State only the count of lines in the listing below that hold "опечаток".

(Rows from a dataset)
## START

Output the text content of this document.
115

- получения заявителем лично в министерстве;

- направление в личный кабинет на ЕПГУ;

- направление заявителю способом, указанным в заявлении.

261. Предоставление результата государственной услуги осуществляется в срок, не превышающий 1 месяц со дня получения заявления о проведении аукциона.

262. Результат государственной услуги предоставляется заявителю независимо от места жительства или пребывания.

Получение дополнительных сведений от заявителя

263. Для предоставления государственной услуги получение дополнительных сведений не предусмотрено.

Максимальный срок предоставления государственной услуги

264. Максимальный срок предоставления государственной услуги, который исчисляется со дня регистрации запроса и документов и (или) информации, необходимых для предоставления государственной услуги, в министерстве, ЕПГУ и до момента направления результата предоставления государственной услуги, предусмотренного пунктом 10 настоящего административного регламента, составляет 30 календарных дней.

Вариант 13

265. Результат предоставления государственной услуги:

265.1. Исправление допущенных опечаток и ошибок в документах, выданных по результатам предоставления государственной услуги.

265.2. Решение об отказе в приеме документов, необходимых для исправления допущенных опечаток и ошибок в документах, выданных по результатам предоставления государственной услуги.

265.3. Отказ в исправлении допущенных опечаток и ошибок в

## END

TASK RESULT: 3